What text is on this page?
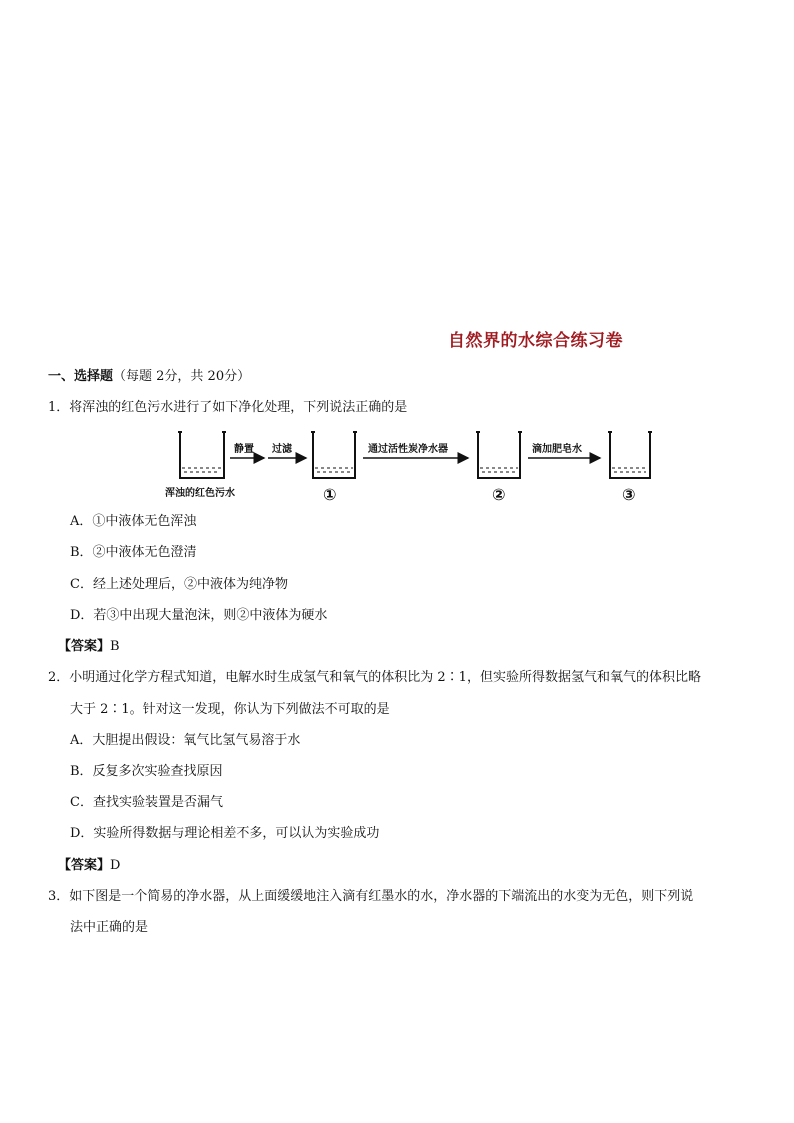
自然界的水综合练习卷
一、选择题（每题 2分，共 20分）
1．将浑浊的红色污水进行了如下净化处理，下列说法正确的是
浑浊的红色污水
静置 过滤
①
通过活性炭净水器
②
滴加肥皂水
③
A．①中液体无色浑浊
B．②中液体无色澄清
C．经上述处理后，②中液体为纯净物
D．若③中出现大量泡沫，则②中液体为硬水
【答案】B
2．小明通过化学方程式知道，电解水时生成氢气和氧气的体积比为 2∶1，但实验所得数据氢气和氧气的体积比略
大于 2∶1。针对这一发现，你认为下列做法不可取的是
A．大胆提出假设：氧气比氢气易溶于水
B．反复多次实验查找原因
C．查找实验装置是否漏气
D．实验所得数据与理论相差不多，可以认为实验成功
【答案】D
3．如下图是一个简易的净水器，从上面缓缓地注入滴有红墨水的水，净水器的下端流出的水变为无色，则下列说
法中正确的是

■ ■ ■ ■ ■

STATED EXERCISE:
Copy the records above exactly, omitting every picture.

PROBLEM SOLUTION:
What text is on this page?
自然界的水综合练习卷
一、选择题（每题 2分，共 20分）
1．将浑浊的红色污水进行了如下净化处理，下列说法正确的是
浑浊的红色污水
静置 过滤
①
通过活性炭净水器
②
滴加肥皂水
③
A．①中液体无色浑浊
B．②中液体无色澄清
C．经上述处理后，②中液体为纯净物
D．若③中出现大量泡沫，则②中液体为硬水
【答案】B
2．小明通过化学方程式知道，电解水时生成氢气和氧气的体积比为 2∶1，但实验所得数据氢气和氧气的体积比略
大于 2∶1。针对这一发现，你认为下列做法不可取的是
A．大胆提出假设：氧气比氢气易溶于水
B．反复多次实验查找原因
C．查找实验装置是否漏气
D．实验所得数据与理论相差不多，可以认为实验成功
【答案】D
3．如下图是一个简易的净水器，从上面缓缓地注入滴有红墨水的水，净水器的下端流出的水变为无色，则下列说
法中正确的是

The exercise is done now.